* [Exercise task]
Answer these questions from the text on secret government spending.
1. In what year was the National Security Agency founded?
2. For how many years did the National Reconnaissance Office remain completely secret?
3. In what city was the Defense Finance and Accounting Service office where Linda Woodford prepared monthly reports?

* [Provided text]
## Begin

Secrecy is the backbone of America. According to some historians’ estimates, each year, more than 500 million pages of documents are classified by the United States alone. The United States has also had a history of government agencies existing in secret for years. The National Security Agency (NSA), for example, was founded in 1952, but its existence was hidden until the mid 1960s.

Even more secretive is the National Reconnaissance Office, which was founded in 1960 but remained completely secret for 30 years. On top of that, we’ve had numerous presidents, politicians, and others tell the world a secret government exists that controls both parties and all media, and dictates government policy. The latest to acknowledge this secret group was Vladimir Putin, who described how men provide instruction to the president after they’ve been elected.
The bottom line is that this world of secrecy requires funding. And since these intelligence agencies were completely secret, that funding came from the Black Budget. This money is invested into programs that are completely exempt from disclosure to Congress. When former Canadian Defence Minister Paul Hellyer said thousands of billions of dollars have been spent on projects about which both the Congress and the Commander in Chief have been kept deliberately in the dark,” he wasn’t kidding.
Unfortunately, we don’t hear much about Black Budget programs, or about the people who investigate them. The only mainstream example comes from 2010, when Washington Post journalists Dana Priest and William Arkin spent two years investigating the Black Budget and concluded that America’s classified world has “become so large, so unwieldy and so secretive that no one knows how much money it costs, how many people it employs, how many programs exist within it or exactly how many agencies do the same work.”
This world, where trillions of unaccounted for dollars are probably ending up, is perhaps getting more attention now because, according to the Pentagon’s news service, “The Defense Department is starting the first agency-wide financial audit in its history.”
According to The Free Thought Project, beginning in 1996 all federal agencies were required by law to conduct regular financial audits, but the Pentagon has never complied. This means that, for the past 20 years, it’s never accounted for the the trillions in taxpayer funds it has spent. In fact, a 2013 investigation by Scot Paltrow for Reuters uncovered that the Pentagon has been “fudging” numbers for a long time, and it’s simply considered to be standard procedure.
The Reuters article revealed:
Linda Woodford spent the last 15 years of her career inserting phony numbers in the U.S. Department of Defense’s accounts
Every month until she retired in 2011, she says, the day came when the Navy would start dumping numbers on the Cleveland, Ohio, office of the Defense Finance and Accounting Service, the Pentagon’s main accounting agency. Using the data they received, Woodford and her fellow DFAS accountants there set about preparing monthly reports to square the Navy’s books with the U.S. Treasury’s – a balancing-the-checkbook maneuver required of all the military services and other Pentagon agencies.
And every month, they encountered the same problem. Numbers were missing. Numbers were clearly wrong. Numbers came with no explanation of how the money had been spent or which congressional appropriation it came from. “A lot of times there were issues of numbers being inaccurate,” Woodford says. “We didn’t have the detail … for a lot of it.”
Again, we are talking about huge sums of unaccounted for money going into programs we know absolutely nothing about. It’s not like there haven’t been any Congressional inquires into it, because this has been an ongoing problem for a couple of decades. Even former Secretary of Defense Donald Rumsfeld stated in July 2016 that “The financial systems of the department of defence are so snarled up that we can’t account for some $2.6 trillion in transactions that exist, if that’s believable.”

## End

* [Stored rows]
## Begin

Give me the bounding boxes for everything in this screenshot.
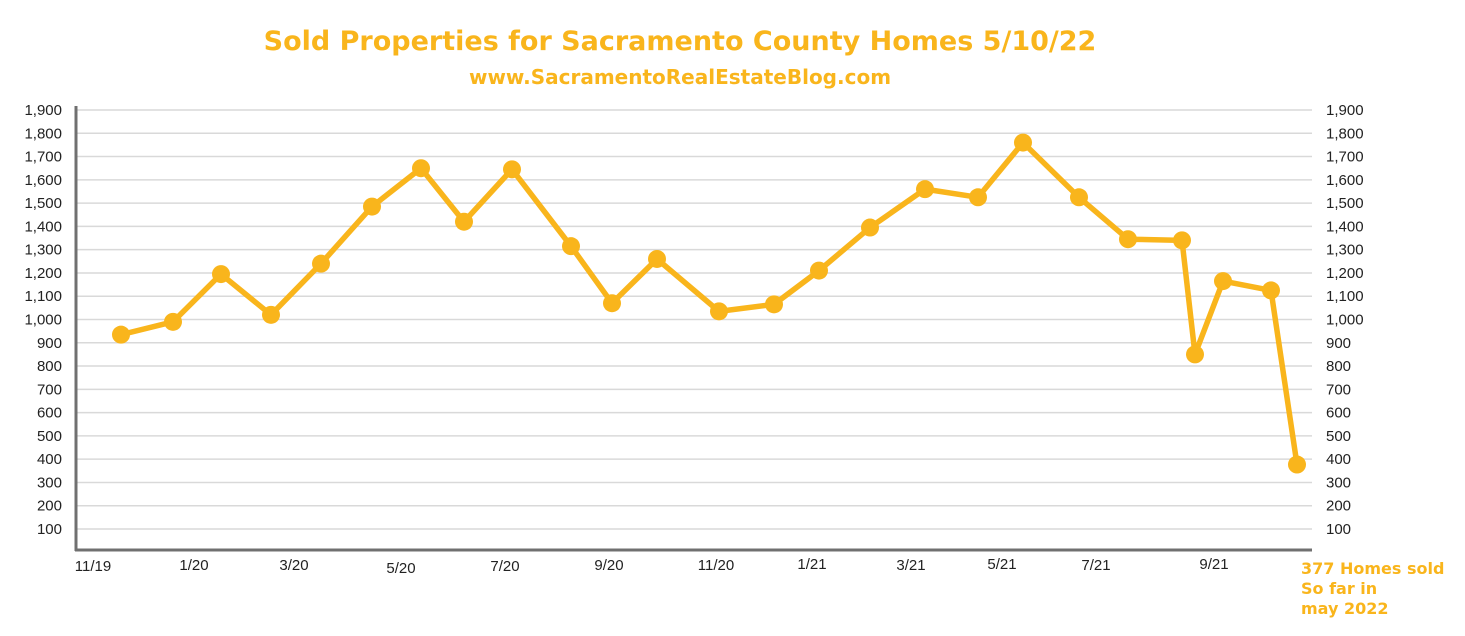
data-point xyxy=(212,265,230,284)
y-tick-label-left: 200 xyxy=(37,498,62,515)
y-tick-label-right: 1,300 xyxy=(1326,242,1364,259)
y-tick-label-left: 400 xyxy=(37,451,62,468)
chart-title: Sold Properties for Sacramento County Ho… xyxy=(264,26,1097,57)
y-tick-label-right: 1,400 xyxy=(1326,218,1364,235)
y-tick-label-left: 1,000 xyxy=(24,312,62,329)
data-point xyxy=(1070,188,1088,207)
y-tick-label-left: 800 xyxy=(37,358,62,375)
y-tick-label-right: 600 xyxy=(1326,405,1351,422)
x-tick-label: 3/21 xyxy=(896,557,925,574)
y-tick-label-right: 1,800 xyxy=(1326,125,1364,142)
x-tick-label: 7/21 xyxy=(1081,557,1110,574)
x-tick-label: 9/21 xyxy=(1199,556,1228,573)
y-tick-label-left: 700 xyxy=(37,381,62,398)
axes xyxy=(74,106,1312,552)
y-tick-label-right: 1,100 xyxy=(1326,288,1364,305)
chart-subtitle: www.SacramentoRealEstateBlog.com xyxy=(469,65,891,89)
y-tick-label-left: 300 xyxy=(37,474,62,491)
data-point xyxy=(562,237,580,256)
y-tick-label-right: 1,000 xyxy=(1326,312,1364,329)
y-tick-label-right: 200 xyxy=(1326,498,1351,515)
data-point xyxy=(455,212,473,231)
y-tick-label-right: 1,900 xyxy=(1326,102,1364,119)
y-tick-label-left: 500 xyxy=(37,428,62,445)
y-tick-label-left: 1,100 xyxy=(24,288,62,305)
y-tick-label-right: 800 xyxy=(1326,358,1351,375)
data-point xyxy=(164,312,182,331)
x-tick-label: 9/20 xyxy=(594,557,623,574)
y-axis-right-ticks: 1,900 1,800 1,700 1,600 1,500 1,400 1,300 1,200… xyxy=(1326,102,1364,538)
data-point xyxy=(648,249,666,268)
y-tick-label-left: 100 xyxy=(37,521,62,538)
data-point xyxy=(1214,272,1232,291)
y-tick-label-left: 1,200 xyxy=(24,265,62,282)
y-tick-label-left: 1,500 xyxy=(24,195,62,212)
data-point xyxy=(710,302,728,321)
y-tick-label-left: 1,400 xyxy=(24,218,62,235)
data-point xyxy=(861,218,879,237)
x-axis-ticks: 11/19 1/20 3/20 5/20 7/20 9/20 11/20 1/21 3/21 5/… xyxy=(75,556,1229,577)
data-point xyxy=(312,254,330,273)
y-tick-label-right: 1,500 xyxy=(1326,195,1364,212)
data-point xyxy=(1173,231,1191,250)
data-point xyxy=(765,295,783,314)
annotation-line: So far in xyxy=(1301,579,1377,598)
gridlines xyxy=(76,109,1312,530)
data-point xyxy=(1262,281,1280,300)
y-tick-label-right: 100 xyxy=(1326,521,1351,538)
x-tick-label: 5/21 xyxy=(987,556,1016,573)
x-tick-label: 3/20 xyxy=(279,557,308,574)
data-point xyxy=(1186,345,1204,364)
series-homes-sold xyxy=(112,133,1306,474)
data-point xyxy=(603,294,621,313)
annotation-line: may 2022 xyxy=(1301,599,1389,618)
x-tick-label: 7/20 xyxy=(490,558,519,575)
y-tick-label-right: 400 xyxy=(1326,451,1351,468)
x-tick-label: 1/20 xyxy=(179,557,208,574)
x-tick-label: 11/19 xyxy=(75,558,111,575)
data-point xyxy=(1288,455,1306,474)
data-point xyxy=(412,159,430,178)
data-point xyxy=(1014,133,1032,152)
series-line xyxy=(120,139,1300,465)
x-tick-label: 1/21 xyxy=(797,556,826,573)
x-tick-label: 11/20 xyxy=(698,557,734,574)
y-tick-label-left: 1,700 xyxy=(24,149,62,166)
y-tick-label-left: 1,600 xyxy=(24,172,62,189)
y-tick-label-left: 1,900 xyxy=(24,102,62,119)
y-tick-label-right: 700 xyxy=(1326,381,1351,398)
data-point xyxy=(262,305,280,324)
y-tick-label-left: 600 xyxy=(37,405,62,422)
data-point xyxy=(916,180,934,199)
y-tick-label-right: 500 xyxy=(1326,428,1351,445)
annotation-line: 377 Homes sold xyxy=(1301,559,1444,578)
y-tick-label-right: 1,600 xyxy=(1326,172,1364,189)
data-point xyxy=(503,160,521,179)
data-point xyxy=(363,197,381,216)
data-point xyxy=(1119,230,1137,249)
data-point xyxy=(112,325,130,344)
data-point xyxy=(969,188,987,207)
y-tick-label-right: 900 xyxy=(1326,335,1351,352)
y-tick-label-right: 1,700 xyxy=(1326,149,1364,166)
y-tick-label-right: 300 xyxy=(1326,474,1351,491)
y-tick-label-left: 1,300 xyxy=(24,242,62,259)
data-point xyxy=(810,261,828,280)
y-axis-left-ticks: 1,900 1,800 1,700 1,600 1,500 1,400 1,300 1,200… xyxy=(24,102,62,538)
y-tick-label-left: 1,800 xyxy=(24,125,62,142)
x-tick-label: 5/20 xyxy=(386,560,415,577)
y-tick-label-left: 900 xyxy=(37,335,62,352)
y-tick-label-right: 1,200 xyxy=(1326,265,1364,282)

## End

* [Response to this exercise]
1. 1952
2. 30 years
3. Cleveland, Ohio